Items from a figure collection

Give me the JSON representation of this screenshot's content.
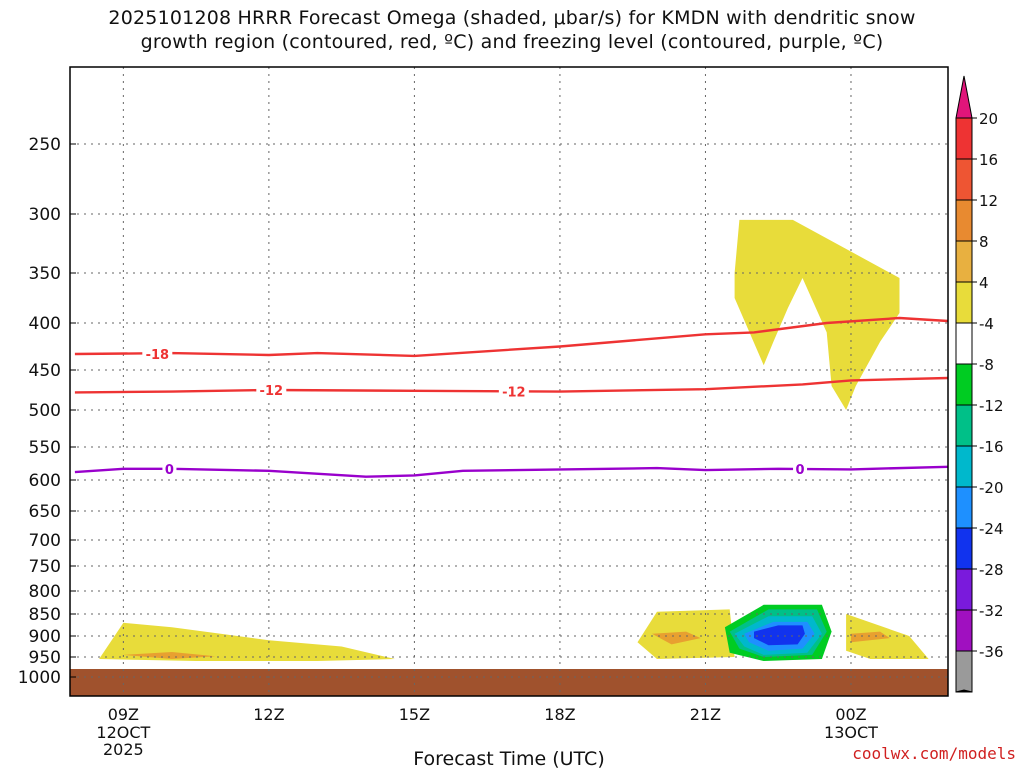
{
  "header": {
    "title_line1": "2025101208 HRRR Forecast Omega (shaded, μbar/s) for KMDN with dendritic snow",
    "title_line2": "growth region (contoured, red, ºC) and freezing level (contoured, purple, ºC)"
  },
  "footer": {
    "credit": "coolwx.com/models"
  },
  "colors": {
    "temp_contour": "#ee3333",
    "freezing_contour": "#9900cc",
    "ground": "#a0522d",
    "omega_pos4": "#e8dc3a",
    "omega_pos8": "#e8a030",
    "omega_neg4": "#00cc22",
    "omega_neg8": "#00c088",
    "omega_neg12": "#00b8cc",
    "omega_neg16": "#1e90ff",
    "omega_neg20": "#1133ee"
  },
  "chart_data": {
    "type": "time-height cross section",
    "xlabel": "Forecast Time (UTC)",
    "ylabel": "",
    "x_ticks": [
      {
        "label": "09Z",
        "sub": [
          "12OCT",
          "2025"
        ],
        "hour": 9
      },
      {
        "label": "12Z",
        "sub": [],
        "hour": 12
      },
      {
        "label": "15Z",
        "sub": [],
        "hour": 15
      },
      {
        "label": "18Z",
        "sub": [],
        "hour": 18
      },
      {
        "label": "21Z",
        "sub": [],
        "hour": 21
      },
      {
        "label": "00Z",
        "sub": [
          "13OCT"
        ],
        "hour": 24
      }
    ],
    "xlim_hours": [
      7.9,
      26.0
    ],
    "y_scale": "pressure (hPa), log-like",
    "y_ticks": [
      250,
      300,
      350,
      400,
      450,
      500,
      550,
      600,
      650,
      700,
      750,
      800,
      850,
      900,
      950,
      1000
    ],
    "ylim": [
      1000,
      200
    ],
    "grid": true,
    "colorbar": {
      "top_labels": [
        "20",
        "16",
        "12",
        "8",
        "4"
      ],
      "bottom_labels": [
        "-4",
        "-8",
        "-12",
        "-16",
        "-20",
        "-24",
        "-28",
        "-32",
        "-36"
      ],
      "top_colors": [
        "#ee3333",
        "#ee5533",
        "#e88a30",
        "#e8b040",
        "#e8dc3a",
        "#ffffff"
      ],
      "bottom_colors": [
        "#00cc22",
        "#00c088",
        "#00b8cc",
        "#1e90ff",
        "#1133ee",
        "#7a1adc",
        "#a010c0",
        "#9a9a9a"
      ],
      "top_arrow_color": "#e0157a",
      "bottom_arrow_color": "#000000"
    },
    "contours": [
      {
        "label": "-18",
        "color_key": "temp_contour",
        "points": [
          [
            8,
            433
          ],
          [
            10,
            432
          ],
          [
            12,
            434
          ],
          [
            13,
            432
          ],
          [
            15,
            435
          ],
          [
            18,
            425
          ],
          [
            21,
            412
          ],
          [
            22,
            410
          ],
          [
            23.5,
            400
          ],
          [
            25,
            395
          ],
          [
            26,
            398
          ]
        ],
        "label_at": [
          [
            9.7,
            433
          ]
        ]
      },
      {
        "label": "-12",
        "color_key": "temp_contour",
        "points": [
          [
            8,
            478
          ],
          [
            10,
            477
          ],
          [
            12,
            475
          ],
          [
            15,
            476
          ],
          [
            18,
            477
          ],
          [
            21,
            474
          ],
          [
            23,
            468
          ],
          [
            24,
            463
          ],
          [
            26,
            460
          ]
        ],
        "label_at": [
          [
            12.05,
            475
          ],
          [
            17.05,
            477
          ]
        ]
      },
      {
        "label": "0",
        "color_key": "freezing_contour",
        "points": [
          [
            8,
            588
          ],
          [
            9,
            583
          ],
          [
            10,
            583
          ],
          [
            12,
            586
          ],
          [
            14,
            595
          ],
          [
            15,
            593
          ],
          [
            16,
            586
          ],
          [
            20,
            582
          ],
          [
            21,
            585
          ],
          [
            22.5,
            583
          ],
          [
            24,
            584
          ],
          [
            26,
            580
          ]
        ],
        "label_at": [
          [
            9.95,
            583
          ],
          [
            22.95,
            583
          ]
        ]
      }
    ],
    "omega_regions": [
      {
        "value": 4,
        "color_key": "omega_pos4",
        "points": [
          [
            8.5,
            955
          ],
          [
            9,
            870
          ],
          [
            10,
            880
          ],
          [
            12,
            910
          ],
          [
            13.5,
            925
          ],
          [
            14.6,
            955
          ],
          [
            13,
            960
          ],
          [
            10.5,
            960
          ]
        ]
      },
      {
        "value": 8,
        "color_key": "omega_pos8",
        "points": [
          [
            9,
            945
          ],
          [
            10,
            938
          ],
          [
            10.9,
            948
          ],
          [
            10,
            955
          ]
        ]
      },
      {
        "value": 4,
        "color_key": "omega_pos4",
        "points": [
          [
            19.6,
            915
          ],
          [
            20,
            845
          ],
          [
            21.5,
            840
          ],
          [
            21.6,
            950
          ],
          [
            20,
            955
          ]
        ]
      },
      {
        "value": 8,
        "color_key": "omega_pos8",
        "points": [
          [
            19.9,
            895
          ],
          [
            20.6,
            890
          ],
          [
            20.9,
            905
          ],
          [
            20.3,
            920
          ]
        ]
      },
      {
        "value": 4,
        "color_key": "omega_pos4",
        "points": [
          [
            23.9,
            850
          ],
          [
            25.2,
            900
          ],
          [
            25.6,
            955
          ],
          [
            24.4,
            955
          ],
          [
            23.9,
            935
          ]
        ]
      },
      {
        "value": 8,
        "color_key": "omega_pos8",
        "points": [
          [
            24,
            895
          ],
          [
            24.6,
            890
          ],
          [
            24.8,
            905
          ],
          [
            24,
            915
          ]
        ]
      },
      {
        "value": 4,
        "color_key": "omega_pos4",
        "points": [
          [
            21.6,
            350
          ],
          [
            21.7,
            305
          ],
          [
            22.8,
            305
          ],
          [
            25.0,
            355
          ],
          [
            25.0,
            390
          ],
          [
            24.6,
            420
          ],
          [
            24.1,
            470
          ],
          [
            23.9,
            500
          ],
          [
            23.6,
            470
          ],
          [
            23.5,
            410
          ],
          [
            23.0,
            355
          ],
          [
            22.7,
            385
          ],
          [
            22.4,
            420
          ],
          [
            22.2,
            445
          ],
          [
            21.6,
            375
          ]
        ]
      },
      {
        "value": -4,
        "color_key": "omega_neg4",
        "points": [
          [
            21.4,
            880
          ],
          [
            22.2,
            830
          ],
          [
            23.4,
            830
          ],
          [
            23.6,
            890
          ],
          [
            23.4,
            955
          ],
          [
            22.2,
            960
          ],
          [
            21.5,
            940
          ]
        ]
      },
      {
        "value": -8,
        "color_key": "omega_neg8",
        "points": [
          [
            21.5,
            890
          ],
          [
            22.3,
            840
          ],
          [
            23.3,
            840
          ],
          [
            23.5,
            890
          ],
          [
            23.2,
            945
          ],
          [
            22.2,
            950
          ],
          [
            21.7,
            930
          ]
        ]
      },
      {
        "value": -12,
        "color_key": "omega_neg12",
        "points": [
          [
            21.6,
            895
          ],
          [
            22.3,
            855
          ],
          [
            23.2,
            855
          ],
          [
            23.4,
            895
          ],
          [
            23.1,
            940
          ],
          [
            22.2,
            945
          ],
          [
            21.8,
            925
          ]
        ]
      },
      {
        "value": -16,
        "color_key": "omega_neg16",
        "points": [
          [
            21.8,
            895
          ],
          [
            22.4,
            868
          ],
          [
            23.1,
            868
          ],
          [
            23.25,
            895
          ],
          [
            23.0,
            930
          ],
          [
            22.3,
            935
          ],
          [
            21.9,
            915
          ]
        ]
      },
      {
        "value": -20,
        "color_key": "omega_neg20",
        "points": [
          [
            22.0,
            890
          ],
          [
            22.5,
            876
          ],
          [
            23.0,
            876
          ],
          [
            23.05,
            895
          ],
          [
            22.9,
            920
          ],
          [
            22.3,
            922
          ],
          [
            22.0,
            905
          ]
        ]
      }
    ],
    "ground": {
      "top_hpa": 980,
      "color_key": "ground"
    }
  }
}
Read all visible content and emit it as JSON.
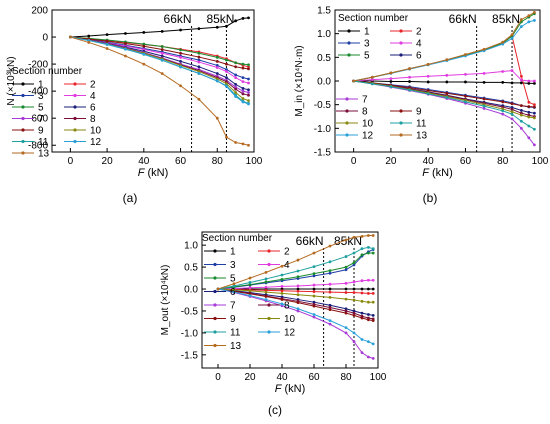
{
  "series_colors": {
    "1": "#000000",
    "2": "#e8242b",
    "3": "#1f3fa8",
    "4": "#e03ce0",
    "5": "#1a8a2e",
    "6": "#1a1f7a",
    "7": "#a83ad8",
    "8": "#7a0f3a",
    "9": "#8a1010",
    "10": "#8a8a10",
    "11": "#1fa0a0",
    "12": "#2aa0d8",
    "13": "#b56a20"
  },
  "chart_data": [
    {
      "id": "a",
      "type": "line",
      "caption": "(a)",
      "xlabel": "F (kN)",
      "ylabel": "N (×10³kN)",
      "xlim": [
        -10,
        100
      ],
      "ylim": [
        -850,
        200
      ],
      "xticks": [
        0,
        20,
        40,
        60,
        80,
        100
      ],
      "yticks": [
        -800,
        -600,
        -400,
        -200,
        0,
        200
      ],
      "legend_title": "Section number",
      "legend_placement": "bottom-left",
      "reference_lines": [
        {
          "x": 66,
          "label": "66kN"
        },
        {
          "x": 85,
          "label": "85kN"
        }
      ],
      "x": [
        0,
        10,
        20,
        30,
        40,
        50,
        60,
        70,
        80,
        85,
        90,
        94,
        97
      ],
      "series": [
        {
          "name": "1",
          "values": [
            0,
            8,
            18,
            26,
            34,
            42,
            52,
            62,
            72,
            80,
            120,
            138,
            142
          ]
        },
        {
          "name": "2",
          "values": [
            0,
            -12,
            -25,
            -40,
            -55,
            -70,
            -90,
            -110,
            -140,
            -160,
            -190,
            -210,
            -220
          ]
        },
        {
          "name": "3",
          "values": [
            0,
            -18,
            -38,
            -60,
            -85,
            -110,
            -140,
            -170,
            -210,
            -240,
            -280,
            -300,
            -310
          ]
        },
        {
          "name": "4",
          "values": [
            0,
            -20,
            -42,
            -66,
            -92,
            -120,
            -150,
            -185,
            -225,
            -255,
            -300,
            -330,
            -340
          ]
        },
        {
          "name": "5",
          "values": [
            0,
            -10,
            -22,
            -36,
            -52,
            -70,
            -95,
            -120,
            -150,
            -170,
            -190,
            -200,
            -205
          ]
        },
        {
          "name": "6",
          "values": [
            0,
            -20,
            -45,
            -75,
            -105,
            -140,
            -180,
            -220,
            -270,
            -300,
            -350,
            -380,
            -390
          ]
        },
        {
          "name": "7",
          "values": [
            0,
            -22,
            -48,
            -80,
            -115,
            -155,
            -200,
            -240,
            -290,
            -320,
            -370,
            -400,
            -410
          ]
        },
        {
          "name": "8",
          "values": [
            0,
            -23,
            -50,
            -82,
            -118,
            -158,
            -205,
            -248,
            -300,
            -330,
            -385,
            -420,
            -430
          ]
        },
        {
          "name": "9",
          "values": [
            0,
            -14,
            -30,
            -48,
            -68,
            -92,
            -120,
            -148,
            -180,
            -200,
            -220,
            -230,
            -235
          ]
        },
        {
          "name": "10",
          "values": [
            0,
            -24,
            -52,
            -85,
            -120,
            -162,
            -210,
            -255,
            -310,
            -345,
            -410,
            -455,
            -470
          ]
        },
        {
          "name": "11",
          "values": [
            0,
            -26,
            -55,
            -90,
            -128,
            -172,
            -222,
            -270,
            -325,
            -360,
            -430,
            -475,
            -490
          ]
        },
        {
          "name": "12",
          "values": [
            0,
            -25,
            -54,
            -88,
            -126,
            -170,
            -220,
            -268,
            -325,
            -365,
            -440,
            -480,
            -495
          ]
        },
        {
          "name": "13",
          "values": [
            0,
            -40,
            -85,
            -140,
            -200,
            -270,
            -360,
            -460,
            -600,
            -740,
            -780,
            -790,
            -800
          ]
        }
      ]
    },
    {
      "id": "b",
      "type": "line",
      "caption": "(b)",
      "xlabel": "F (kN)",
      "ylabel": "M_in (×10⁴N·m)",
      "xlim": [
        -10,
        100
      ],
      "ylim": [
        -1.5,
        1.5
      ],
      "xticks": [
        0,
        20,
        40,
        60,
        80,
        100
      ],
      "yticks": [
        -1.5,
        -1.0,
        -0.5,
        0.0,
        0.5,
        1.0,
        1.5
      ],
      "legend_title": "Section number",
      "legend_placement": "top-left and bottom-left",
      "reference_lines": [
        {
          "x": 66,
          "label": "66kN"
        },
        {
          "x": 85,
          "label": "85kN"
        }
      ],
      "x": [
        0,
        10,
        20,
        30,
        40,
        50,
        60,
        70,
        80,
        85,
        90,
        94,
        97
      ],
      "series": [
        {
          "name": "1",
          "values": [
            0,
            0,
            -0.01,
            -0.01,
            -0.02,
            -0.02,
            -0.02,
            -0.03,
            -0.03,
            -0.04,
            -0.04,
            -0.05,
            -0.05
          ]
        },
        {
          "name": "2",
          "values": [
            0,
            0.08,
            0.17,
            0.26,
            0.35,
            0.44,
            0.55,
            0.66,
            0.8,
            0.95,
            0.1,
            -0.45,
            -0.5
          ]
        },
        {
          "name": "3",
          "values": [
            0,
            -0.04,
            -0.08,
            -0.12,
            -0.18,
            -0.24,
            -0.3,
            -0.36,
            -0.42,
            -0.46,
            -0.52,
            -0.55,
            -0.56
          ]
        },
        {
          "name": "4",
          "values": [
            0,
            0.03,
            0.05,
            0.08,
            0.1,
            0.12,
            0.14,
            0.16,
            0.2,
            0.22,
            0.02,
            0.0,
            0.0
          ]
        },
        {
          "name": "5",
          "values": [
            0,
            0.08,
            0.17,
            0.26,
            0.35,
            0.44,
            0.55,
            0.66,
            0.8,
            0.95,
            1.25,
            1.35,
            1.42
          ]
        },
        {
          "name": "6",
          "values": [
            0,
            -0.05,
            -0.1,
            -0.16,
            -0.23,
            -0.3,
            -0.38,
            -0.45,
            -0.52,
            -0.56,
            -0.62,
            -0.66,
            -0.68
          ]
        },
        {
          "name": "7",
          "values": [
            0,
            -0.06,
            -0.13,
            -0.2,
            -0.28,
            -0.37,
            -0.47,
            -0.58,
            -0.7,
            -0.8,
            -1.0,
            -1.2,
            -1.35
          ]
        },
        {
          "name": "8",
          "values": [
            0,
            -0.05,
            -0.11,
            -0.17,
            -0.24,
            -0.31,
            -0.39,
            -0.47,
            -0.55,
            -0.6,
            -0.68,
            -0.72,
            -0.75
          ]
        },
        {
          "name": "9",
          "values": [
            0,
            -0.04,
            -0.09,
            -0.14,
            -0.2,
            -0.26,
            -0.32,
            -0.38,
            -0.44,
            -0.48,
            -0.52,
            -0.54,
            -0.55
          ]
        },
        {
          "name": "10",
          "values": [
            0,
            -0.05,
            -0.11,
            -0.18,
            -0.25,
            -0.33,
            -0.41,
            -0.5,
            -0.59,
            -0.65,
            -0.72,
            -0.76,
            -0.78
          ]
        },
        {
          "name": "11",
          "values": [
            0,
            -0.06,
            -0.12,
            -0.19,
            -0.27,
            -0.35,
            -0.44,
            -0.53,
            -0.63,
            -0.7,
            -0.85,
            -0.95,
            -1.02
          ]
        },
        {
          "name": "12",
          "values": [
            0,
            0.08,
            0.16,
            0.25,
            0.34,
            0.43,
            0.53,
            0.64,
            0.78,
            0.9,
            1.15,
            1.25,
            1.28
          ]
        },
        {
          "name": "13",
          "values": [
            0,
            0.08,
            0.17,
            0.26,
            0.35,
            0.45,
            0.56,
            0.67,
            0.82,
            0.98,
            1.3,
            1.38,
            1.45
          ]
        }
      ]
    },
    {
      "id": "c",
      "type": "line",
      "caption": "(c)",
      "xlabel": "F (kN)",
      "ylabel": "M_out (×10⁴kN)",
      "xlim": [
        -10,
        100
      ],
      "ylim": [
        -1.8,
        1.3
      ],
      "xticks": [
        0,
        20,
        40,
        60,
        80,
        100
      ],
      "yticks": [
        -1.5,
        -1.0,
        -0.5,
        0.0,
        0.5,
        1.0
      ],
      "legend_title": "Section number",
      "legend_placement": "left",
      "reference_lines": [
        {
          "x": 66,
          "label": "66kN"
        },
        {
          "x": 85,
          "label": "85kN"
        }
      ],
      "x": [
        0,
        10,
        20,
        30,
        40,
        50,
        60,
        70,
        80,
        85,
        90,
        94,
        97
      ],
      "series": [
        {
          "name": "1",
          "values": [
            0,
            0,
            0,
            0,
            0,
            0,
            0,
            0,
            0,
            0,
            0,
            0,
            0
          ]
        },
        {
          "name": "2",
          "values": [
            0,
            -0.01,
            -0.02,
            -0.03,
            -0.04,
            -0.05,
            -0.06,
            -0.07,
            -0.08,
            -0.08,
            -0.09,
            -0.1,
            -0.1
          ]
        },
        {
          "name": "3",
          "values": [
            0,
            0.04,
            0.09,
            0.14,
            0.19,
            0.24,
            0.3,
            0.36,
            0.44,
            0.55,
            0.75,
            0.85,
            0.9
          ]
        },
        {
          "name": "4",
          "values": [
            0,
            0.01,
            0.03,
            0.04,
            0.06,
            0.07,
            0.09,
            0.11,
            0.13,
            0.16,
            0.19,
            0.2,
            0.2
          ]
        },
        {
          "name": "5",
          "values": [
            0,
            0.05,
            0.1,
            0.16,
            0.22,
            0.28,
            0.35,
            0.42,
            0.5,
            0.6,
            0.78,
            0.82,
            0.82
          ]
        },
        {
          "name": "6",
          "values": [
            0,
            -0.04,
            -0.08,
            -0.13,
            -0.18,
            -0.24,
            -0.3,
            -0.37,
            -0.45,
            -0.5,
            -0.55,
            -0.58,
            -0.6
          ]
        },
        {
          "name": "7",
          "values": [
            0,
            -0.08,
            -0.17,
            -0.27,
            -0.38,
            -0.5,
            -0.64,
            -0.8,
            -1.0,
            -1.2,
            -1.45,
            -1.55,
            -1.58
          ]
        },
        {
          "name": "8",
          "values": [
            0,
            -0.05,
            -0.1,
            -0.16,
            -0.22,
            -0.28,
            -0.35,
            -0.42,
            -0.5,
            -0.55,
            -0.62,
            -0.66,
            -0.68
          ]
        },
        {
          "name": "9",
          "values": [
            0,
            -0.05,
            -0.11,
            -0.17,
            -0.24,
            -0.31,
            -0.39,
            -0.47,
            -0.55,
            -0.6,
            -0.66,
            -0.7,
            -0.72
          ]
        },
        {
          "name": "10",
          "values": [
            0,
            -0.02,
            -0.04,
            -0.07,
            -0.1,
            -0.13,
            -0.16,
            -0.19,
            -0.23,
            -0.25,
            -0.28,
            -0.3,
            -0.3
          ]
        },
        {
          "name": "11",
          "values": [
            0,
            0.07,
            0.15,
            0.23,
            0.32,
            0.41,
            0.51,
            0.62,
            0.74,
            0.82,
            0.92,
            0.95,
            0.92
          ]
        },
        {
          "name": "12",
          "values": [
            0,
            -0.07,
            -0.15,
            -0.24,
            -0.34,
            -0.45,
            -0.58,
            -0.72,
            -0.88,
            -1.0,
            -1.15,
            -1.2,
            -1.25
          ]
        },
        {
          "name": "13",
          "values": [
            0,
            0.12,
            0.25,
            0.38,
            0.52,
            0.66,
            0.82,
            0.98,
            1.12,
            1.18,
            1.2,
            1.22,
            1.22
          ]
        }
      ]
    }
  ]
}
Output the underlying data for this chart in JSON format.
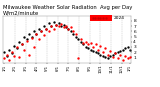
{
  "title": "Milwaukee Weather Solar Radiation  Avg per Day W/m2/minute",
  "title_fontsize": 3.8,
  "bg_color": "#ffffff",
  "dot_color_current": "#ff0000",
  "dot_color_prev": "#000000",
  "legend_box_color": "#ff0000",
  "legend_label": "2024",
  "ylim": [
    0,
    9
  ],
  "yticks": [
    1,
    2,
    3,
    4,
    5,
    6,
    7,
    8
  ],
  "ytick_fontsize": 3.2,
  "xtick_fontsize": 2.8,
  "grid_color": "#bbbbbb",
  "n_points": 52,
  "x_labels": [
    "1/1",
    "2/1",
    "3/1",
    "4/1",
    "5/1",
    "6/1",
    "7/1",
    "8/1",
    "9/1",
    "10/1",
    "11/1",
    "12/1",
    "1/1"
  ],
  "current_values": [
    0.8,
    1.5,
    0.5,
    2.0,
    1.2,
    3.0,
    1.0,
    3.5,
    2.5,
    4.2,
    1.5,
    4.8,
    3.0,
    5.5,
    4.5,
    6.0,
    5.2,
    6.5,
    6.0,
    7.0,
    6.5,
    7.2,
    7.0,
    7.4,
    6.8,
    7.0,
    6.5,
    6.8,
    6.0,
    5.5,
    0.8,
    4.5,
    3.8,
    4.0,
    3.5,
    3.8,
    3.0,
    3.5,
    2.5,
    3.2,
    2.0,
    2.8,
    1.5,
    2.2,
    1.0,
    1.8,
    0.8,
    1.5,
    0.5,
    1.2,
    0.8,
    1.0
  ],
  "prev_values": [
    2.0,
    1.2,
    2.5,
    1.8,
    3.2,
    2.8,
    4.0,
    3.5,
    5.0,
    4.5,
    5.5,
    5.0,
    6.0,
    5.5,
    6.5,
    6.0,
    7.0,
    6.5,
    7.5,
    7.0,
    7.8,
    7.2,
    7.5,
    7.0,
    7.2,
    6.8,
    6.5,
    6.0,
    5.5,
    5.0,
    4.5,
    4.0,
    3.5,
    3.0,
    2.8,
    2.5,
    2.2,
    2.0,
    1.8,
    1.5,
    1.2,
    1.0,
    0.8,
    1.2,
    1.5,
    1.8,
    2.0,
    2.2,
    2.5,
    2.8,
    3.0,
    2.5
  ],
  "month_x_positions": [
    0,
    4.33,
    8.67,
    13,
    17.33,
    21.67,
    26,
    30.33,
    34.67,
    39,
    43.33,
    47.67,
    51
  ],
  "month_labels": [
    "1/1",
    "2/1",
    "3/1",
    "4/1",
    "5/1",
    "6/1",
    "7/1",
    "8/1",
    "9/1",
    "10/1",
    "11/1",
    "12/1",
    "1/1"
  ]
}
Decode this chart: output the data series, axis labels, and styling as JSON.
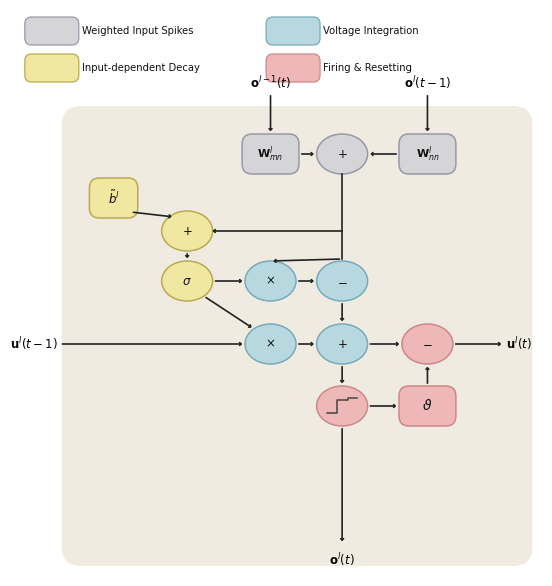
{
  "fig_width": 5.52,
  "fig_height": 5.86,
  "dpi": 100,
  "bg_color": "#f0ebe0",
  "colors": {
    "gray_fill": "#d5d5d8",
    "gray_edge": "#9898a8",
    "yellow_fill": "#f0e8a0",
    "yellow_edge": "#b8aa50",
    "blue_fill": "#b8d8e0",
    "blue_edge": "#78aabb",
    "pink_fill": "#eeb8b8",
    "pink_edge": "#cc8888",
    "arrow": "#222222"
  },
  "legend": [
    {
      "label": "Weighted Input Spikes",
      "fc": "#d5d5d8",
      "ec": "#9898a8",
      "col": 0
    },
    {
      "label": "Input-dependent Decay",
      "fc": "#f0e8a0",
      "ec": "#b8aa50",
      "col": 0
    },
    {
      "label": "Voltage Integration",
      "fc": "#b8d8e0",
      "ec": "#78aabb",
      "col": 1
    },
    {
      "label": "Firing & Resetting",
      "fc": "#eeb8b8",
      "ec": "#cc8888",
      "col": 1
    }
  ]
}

• To do
Show the lines of the records that contain the word "Forecast".

• Exercise response
    "title_line1": "2025101208 HRRR Forecast Omega (shaded, μbar/s) for KMDN with dendritic snow",
    "xlabel": "Forecast Time (UTC)",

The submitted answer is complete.